**DATA ENTRIES**
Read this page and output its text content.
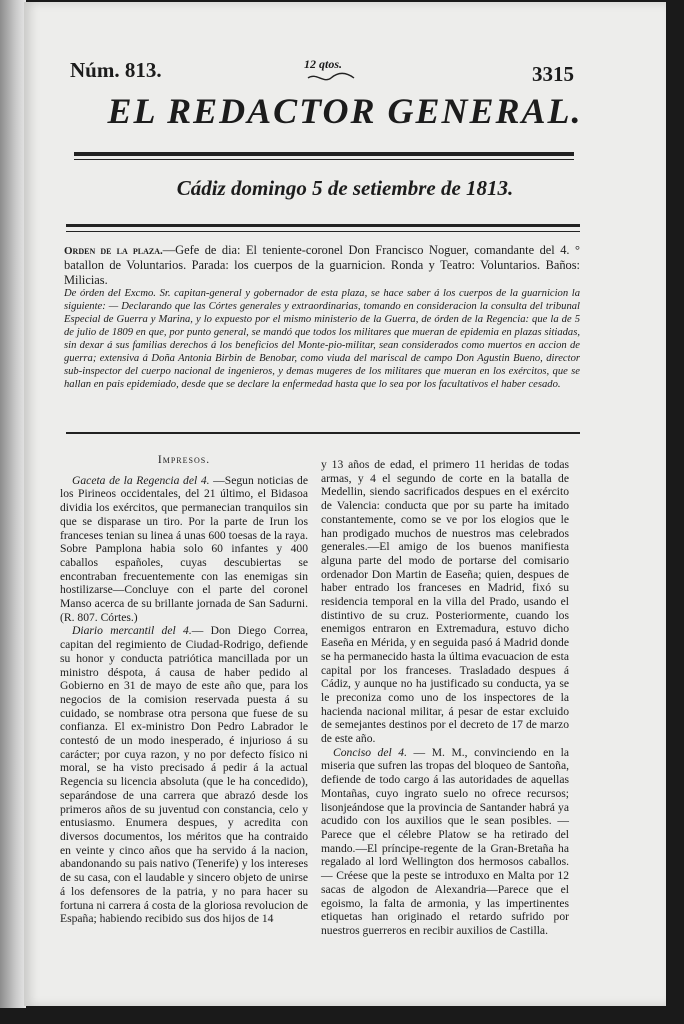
Núm. 813.	12 qtos.	3315
EL REDACTOR GENERAL.
Cádiz domingo 5 de setiembre de 1813.

Orden de la plaza.—Gefe de dia: El teniente-coronel Don Francisco Noguer, comandante del 4. ° batallon de Voluntarios. Parada: los cuerpos de la guarnicion. Ronda y Teatro: Voluntarios. Baños: Milicias.

De órden del Excmo. Sr. capitan-general y gobernador de esta plaza, se hace saber á los cuerpos de la guarnicion la siguiente: — Declarando que las Córtes generales y extraordinarias, tomando en consideracion la consulta del tribunal Especial de Guerra y Marina, y lo expuesto por el mismo ministerio de la Guerra, de órden de la Regencia: que la de 5 de julio de 1809 en que, por punto general, se mandó que todos los militares que mueran de epidemia en plazas sitiadas, sin dexar á sus familias derechos á los beneficios del Monte-pio-militar, sean considerados como muertos en accion de guerra; extensiva á Doña Antonia Birbin de Benobar, como viuda del mariscal de campo Don Agustin Bueno, director sub-inspector del cuerpo nacional de ingenieros, y demas mugeres de los militares que mueran en los exércitos, que se hallan en pais epidemiado, desde que se declare la enfermedad hasta que lo sea por los facultativos el haber cesado.

Impresos.

Gaceta de la Regencia del 4. —Segun noticias de los Pirineos occidentales, del 21 último, el Bidasoa dividia los exércitos, que permanecian tranquilos sin que se disparase un tiro. Por la parte de Irun los franceses tenian su linea á unas 600 toesas de la raya. Sobre Pamplona habia solo 60 infantes y 400 caballos españoles, cuyas descubiertas se encontraban frecuentemente con las enemigas sin hostilizarse—Concluye con el parte del coronel Manso acerca de su brillante jornada de San Sadurni. (R. 807. Córtes.)

Diario mercantil del 4.— Don Diego Correa, capitan del regimiento de Ciudad-Rodrigo, defiende su honor y conducta patriótica mancillada por un ministro déspota, á causa de haber pedido al Gobierno en 31 de mayo de este año que, para los negocios de la comision reservada puesta á su cuidado, se nombrase otra persona que fuese de su confianza. El ex-ministro Don Pedro Labrador le contestó de un modo inesperado, é injurioso á su carácter; por cuya razon, y no por defecto físico ni moral, se ha visto precisado á pedir á la actual Regencia su licencia absoluta (que le ha concedido), separándose de una carrera que abrazó desde los primeros años de su juventud con constancia, celo y entusiasmo. Enumera despues, y acredita con diversos documentos, los méritos que ha contraido en veinte y cinco años que ha servido á la nacion, abandonando su pais nativo (Tenerife) y los intereses de su casa, con el laudable y sincero objeto de unirse á los defensores de la patria, y no para hacer su fortuna ni carrera á costa de la gloriosa revolucion de España; habiendo recibido sus dos hijos de 14

y 13 años de edad, el primero 11 heridas de todas armas, y 4 el segundo de corte en la batalla de Medellin, siendo sacrificados despues en el exército de Valencia: conducta que por su parte ha imitado constantemente, como se ve por los elogios que le han prodigado muchos de nuestros mas celebrados generales.—El amigo de los buenos manifiesta alguna parte del modo de portarse del comisario ordenador Don Martin de Easeña; quien, despues de haber entrado los franceses en Madrid, fixó su residencia temporal en la villa del Prado, usando el distintivo de su cruz. Posteriormente, cuando los enemigos entraron en Extremadura, estuvo dicho Easeña en Mérida, y en seguida pasó á Madrid donde se ha permanecido hasta la última evacuacion de esta capital por los franceses. Trasladado despues á Cádiz, y aunque no ha justificado su conducta, ya se le preconiza como uno de los inspectores de la hacienda nacional militar, á pesar de estar excluido de semejantes destinos por el decreto de 17 de marzo de este año.

Conciso del 4. — M. M., convinciendo en la miseria que sufren las tropas del bloqueo de Santoña, defiende de todo cargo á las autoridades de aquellas Montañas, cuyo ingrato suelo no ofrece recursos; lisonjeándose que la provincia de Santander habrá ya acudido con los auxilios que le sean posibles. — Parece que el célebre Platow se ha retirado del mando.—El príncipe-regente de la Gran-Bretaña ha regalado al lord Wellington dos hermosos caballos.— Créese que la peste se introduxo en Malta por 12 sacas de algodon de Alexandria—Parece que el egoismo, la falta de armonia, y las impertinentes etiquetas han originado el retardo sufrido por nuestros guerreros en recibir auxilios de Castilla.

**WHAT YOU ARE ASKED TO DO**
Output the full set of records above without changing a word, and drop the images.

**RIGHT ANSWER**
Read this page and output its text content.
Núm. 813.	12 qtos.	3315
EL REDACTOR GENERAL.
Cádiz domingo 5 de setiembre de 1813.

Orden de la plaza.—Gefe de dia: El teniente-coronel Don Francisco Noguer, comandante del 4. ° batallon de Voluntarios. Parada: los cuerpos de la guarnicion. Ronda y Teatro: Voluntarios. Baños: Milicias.

De órden del Excmo. Sr. capitan-general y gobernador de esta plaza, se hace saber á los cuerpos de la guarnicion la siguiente: — Declarando que las Córtes generales y extraordinarias, tomando en consideracion la consulta del tribunal Especial de Guerra y Marina, y lo expuesto por el mismo ministerio de la Guerra, de órden de la Regencia: que la de 5 de julio de 1809 en que, por punto general, se mandó que todos los militares que mueran de epidemia en plazas sitiadas, sin dexar á sus familias derechos á los beneficios del Monte-pio-militar, sean considerados como muertos en accion de guerra; extensiva á Doña Antonia Birbin de Benobar, como viuda del mariscal de campo Don Agustin Bueno, director sub-inspector del cuerpo nacional de ingenieros, y demas mugeres de los militares que mueran en los exércitos, que se hallan en pais epidemiado, desde que se declare la enfermedad hasta que lo sea por los facultativos el haber cesado.

Impresos.

Gaceta de la Regencia del 4. —Segun noticias de los Pirineos occidentales, del 21 último, el Bidasoa dividia los exércitos, que permanecian tranquilos sin que se disparase un tiro. Por la parte de Irun los franceses tenian su linea á unas 600 toesas de la raya. Sobre Pamplona habia solo 60 infantes y 400 caballos españoles, cuyas descubiertas se encontraban frecuentemente con las enemigas sin hostilizarse—Concluye con el parte del coronel Manso acerca de su brillante jornada de San Sadurni. (R. 807. Córtes.)

Diario mercantil del 4.— Don Diego Correa, capitan del regimiento de Ciudad-Rodrigo, defiende su honor y conducta patriótica mancillada por un ministro déspota, á causa de haber pedido al Gobierno en 31 de mayo de este año que, para los negocios de la comision reservada puesta á su cuidado, se nombrase otra persona que fuese de su confianza. El ex-ministro Don Pedro Labrador le contestó de un modo inesperado, é injurioso á su carácter; por cuya razon, y no por defecto físico ni moral, se ha visto precisado á pedir á la actual Regencia su licencia absoluta (que le ha concedido), separándose de una carrera que abrazó desde los primeros años de su juventud con constancia, celo y entusiasmo. Enumera despues, y acredita con diversos documentos, los méritos que ha contraido en veinte y cinco años que ha servido á la nacion, abandonando su pais nativo (Tenerife) y los intereses de su casa, con el laudable y sincero objeto de unirse á los defensores de la patria, y no para hacer su fortuna ni carrera á costa de la gloriosa revolucion de España; habiendo recibido sus dos hijos de 14

y 13 años de edad, el primero 11 heridas de todas armas, y 4 el segundo de corte en la batalla de Medellin, siendo sacrificados despues en el exército de Valencia: conducta que por su parte ha imitado constantemente, como se ve por los elogios que le han prodigado muchos de nuestros mas celebrados generales.—El amigo de los buenos manifiesta alguna parte del modo de portarse del comisario ordenador Don Martin de Easeña; quien, despues de haber entrado los franceses en Madrid, fixó su residencia temporal en la villa del Prado, usando el distintivo de su cruz. Posteriormente, cuando los enemigos entraron en Extremadura, estuvo dicho Easeña en Mérida, y en seguida pasó á Madrid donde se ha permanecido hasta la última evacuacion de esta capital por los franceses. Trasladado despues á Cádiz, y aunque no ha justificado su conducta, ya se le preconiza como uno de los inspectores de la hacienda nacional militar, á pesar de estar excluido de semejantes destinos por el decreto de 17 de marzo de este año.

Conciso del 4. — M. M., convinciendo en la miseria que sufren las tropas del bloqueo de Santoña, defiende de todo cargo á las autoridades de aquellas Montañas, cuyo ingrato suelo no ofrece recursos; lisonjeándose que la provincia de Santander habrá ya acudido con los auxilios que le sean posibles. — Parece que el célebre Platow se ha retirado del mando.—El príncipe-regente de la Gran-Bretaña ha regalado al lord Wellington dos hermosos caballos.— Créese que la peste se introduxo en Malta por 12 sacas de algodon de Alexandria—Parece que el egoismo, la falta de armonia, y las impertinentes etiquetas han originado el retardo sufrido por nuestros guerreros en recibir auxilios de Castilla.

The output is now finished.